[Layout dataset rows]
— START —

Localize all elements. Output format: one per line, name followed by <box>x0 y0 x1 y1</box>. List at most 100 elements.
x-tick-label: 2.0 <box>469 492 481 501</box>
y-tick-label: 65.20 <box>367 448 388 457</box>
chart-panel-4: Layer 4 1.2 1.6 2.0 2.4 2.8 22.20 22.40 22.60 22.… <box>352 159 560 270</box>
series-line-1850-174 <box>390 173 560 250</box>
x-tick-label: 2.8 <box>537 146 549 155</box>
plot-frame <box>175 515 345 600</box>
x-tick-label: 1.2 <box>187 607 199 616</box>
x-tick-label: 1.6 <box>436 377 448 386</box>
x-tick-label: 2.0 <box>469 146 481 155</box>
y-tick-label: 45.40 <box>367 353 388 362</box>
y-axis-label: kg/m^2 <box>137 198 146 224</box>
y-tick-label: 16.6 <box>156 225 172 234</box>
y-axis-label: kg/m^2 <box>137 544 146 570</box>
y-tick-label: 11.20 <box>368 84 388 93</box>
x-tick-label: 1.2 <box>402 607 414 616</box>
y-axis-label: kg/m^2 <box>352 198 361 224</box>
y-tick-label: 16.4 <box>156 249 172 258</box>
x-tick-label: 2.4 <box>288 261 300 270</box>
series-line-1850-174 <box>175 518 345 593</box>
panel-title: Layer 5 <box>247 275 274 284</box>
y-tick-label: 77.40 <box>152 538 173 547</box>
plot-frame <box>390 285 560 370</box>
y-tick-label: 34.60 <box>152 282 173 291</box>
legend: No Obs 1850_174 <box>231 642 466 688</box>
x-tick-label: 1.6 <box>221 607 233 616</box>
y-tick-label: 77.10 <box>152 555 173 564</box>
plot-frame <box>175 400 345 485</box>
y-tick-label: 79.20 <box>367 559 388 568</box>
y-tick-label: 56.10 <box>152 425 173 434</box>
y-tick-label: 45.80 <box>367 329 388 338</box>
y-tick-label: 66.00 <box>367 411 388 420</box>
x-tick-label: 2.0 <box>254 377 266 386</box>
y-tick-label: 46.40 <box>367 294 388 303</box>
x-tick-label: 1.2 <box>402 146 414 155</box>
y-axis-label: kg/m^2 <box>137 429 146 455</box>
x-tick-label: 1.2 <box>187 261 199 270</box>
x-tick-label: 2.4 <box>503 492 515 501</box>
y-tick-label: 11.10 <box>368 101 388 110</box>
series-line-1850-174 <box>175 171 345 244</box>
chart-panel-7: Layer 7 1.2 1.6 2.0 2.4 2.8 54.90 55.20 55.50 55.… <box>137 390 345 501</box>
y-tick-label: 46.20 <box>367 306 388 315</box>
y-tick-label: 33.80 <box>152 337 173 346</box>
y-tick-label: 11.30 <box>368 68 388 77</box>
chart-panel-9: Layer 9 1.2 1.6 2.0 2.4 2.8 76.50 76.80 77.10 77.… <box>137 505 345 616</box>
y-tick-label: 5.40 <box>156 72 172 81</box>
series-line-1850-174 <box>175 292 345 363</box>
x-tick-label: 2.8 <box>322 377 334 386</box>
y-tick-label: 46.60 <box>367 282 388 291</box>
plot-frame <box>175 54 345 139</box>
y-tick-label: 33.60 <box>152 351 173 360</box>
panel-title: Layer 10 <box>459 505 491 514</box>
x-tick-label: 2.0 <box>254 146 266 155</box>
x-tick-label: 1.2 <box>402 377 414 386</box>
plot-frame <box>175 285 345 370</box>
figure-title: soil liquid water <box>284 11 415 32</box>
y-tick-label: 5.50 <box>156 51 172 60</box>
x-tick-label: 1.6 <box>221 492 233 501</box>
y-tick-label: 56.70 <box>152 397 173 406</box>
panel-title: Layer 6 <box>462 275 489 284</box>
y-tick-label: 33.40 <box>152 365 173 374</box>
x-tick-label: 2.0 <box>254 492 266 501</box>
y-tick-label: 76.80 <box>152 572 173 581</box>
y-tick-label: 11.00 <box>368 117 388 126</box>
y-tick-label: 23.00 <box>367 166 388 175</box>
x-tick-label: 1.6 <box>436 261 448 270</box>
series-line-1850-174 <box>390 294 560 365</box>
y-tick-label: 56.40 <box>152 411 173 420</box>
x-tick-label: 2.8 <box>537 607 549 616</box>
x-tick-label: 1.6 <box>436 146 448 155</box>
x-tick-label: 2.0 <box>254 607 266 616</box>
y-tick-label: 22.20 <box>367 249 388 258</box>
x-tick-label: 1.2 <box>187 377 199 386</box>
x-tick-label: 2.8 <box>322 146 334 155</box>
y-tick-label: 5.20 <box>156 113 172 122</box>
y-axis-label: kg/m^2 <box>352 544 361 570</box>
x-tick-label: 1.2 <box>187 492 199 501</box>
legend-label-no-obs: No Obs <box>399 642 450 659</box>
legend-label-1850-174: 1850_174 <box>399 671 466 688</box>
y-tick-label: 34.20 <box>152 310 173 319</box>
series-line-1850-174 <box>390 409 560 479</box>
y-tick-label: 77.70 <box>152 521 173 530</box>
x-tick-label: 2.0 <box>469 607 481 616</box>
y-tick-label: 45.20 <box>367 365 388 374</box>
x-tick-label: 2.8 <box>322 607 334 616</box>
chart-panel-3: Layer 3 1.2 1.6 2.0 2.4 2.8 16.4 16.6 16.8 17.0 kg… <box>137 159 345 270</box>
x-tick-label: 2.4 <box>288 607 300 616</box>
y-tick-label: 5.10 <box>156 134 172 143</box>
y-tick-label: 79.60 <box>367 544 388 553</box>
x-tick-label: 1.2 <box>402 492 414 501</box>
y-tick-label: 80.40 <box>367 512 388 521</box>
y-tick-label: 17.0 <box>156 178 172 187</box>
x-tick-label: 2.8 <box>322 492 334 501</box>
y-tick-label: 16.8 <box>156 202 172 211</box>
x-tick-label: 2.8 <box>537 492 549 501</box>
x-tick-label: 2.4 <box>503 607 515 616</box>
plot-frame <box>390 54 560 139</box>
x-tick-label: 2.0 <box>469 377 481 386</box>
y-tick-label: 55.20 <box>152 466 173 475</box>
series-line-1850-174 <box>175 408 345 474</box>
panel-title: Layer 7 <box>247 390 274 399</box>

— END —

#### TASK TO COMPLETE:
Reproduce the rows above without any change, covering the stretch from the start of the rows through the line containing "y-tick-label: 34.60 <box>152".

#### COMPLETE RESPONSE:
Localize all elements. Output format: one per line, name followed by <box>x0 y0 x1 y1</box>. List at most 100 elements.
x-tick-label: 2.0 <box>469 492 481 501</box>
y-tick-label: 65.20 <box>367 448 388 457</box>
chart-panel-4: Layer 4 1.2 1.6 2.0 2.4 2.8 22.20 22.40 22.60 22.… <box>352 159 560 270</box>
series-line-1850-174 <box>390 173 560 250</box>
x-tick-label: 2.8 <box>537 146 549 155</box>
plot-frame <box>175 515 345 600</box>
x-tick-label: 1.2 <box>187 607 199 616</box>
x-tick-label: 1.6 <box>436 377 448 386</box>
x-tick-label: 2.0 <box>469 146 481 155</box>
y-tick-label: 45.40 <box>367 353 388 362</box>
y-axis-label: kg/m^2 <box>137 198 146 224</box>
y-tick-label: 16.6 <box>156 225 172 234</box>
y-axis-label: kg/m^2 <box>137 544 146 570</box>
y-tick-label: 11.20 <box>368 84 388 93</box>
x-tick-label: 1.2 <box>402 607 414 616</box>
y-axis-label: kg/m^2 <box>352 198 361 224</box>
y-tick-label: 16.4 <box>156 249 172 258</box>
x-tick-label: 2.4 <box>288 261 300 270</box>
series-line-1850-174 <box>175 518 345 593</box>
panel-title: Layer 5 <box>247 275 274 284</box>
y-tick-label: 77.40 <box>152 538 173 547</box>
plot-frame <box>390 285 560 370</box>
y-tick-label: 34.60 <box>152 282 173 291</box>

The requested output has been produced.